(Dataset records):
-- Start --
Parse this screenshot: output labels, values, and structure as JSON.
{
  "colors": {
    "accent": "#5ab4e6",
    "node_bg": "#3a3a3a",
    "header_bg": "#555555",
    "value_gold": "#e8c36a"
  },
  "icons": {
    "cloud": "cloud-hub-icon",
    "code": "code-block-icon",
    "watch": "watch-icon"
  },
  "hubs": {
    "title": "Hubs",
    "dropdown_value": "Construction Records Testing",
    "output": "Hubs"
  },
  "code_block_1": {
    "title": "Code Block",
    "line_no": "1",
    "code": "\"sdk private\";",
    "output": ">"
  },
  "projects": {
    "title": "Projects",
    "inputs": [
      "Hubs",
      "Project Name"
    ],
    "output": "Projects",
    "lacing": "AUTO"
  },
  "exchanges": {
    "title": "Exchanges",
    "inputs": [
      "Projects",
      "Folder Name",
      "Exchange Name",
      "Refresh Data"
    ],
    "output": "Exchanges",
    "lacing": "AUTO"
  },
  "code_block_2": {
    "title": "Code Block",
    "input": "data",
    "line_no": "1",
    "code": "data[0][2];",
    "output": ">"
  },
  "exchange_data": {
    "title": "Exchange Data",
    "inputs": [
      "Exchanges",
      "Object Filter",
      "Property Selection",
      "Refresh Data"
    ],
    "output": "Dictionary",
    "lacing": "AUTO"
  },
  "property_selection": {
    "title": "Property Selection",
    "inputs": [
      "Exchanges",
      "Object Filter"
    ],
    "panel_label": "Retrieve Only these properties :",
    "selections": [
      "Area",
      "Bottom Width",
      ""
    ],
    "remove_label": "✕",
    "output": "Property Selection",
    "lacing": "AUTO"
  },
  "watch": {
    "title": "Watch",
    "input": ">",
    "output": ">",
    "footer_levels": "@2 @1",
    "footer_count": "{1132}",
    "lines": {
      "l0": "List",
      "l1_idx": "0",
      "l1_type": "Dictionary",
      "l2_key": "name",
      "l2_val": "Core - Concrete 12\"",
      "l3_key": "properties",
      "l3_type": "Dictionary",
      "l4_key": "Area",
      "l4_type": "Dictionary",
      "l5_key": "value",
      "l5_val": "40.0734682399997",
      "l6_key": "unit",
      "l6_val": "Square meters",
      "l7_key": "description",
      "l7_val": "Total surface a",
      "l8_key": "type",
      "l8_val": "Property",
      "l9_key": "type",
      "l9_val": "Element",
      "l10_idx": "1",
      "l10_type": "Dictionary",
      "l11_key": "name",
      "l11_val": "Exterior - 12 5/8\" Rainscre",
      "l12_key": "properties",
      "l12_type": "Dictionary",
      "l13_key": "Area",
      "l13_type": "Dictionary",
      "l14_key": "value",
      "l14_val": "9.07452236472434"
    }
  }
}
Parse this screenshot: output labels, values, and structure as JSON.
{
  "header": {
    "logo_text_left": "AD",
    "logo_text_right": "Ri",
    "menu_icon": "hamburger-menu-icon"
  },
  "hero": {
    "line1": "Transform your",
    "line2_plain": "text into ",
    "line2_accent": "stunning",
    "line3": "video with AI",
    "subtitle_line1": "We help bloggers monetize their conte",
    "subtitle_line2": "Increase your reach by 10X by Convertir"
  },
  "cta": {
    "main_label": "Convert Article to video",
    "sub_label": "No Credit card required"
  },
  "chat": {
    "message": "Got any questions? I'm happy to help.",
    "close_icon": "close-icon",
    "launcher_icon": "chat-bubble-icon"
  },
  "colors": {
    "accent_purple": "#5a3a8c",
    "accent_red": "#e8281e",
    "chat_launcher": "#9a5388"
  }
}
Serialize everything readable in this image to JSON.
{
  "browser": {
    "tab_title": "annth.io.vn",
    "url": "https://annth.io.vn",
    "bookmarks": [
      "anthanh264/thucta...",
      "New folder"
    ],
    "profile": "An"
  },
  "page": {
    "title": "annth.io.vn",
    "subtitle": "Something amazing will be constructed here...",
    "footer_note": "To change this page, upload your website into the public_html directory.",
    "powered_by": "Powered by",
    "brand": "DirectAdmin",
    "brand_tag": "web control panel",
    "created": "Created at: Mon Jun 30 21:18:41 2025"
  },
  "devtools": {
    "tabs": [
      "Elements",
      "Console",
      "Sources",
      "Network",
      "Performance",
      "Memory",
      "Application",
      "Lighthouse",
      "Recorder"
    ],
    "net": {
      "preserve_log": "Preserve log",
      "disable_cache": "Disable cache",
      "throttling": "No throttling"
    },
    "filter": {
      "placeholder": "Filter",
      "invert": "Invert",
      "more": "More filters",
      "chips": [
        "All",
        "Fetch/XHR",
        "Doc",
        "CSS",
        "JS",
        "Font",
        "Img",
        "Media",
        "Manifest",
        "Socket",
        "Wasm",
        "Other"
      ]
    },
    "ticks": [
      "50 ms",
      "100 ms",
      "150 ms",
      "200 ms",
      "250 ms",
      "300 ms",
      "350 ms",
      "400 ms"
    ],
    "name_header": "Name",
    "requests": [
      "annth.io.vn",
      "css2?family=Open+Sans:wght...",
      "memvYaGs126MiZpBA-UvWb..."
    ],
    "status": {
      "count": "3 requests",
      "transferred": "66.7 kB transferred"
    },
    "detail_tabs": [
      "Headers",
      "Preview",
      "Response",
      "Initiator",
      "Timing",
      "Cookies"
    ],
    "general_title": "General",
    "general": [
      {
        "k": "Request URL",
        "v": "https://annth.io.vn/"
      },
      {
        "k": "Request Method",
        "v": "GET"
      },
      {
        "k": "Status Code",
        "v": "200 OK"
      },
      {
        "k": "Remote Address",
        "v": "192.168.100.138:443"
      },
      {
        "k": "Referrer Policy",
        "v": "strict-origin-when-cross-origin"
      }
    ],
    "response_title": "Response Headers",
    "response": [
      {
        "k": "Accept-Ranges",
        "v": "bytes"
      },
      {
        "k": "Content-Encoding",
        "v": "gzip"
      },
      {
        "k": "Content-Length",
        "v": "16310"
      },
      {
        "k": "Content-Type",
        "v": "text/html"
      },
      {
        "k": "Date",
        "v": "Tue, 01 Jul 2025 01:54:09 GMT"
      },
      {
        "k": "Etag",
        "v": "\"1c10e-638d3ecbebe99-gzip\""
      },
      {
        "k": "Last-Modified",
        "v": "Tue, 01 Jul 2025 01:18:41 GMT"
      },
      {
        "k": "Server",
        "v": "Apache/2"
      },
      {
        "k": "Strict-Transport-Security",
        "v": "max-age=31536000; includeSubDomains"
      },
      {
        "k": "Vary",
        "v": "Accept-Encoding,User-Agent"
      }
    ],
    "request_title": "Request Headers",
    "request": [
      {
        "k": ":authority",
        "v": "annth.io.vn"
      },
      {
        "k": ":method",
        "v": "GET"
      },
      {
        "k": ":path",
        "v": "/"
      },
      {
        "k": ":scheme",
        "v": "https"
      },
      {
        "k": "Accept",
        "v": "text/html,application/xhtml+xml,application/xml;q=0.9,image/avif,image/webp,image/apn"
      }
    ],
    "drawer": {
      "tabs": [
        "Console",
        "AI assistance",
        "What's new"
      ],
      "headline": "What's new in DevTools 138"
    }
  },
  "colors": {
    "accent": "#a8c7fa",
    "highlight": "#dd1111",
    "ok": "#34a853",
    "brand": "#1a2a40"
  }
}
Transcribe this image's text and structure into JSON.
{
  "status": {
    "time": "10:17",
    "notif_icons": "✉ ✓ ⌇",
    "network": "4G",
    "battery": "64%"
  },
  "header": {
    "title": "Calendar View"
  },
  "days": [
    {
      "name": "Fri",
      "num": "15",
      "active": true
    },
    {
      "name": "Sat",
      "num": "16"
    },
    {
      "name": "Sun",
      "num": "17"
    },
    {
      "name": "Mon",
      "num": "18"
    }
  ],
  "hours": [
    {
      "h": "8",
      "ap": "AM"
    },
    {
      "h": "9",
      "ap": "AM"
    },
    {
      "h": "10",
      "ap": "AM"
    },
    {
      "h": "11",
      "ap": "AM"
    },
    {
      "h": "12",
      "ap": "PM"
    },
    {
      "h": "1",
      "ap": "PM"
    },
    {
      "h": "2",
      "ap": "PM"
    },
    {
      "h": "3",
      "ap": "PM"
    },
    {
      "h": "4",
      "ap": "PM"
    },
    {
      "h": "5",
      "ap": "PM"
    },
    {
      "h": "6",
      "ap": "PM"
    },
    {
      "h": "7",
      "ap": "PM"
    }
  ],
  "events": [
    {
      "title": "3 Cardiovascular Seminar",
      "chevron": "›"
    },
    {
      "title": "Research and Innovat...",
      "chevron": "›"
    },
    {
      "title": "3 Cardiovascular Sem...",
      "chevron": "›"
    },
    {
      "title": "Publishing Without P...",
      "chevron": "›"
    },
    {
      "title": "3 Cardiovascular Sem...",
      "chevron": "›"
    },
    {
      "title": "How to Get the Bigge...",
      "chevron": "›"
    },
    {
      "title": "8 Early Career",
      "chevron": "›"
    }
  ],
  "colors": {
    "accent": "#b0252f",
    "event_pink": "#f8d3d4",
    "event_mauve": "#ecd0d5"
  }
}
-- End --
(Instructions to follow): Copy out every line from the data above that has "What" in it.

(Written reply):
        "What's new"
      "headline": "What's new in DevTools 138"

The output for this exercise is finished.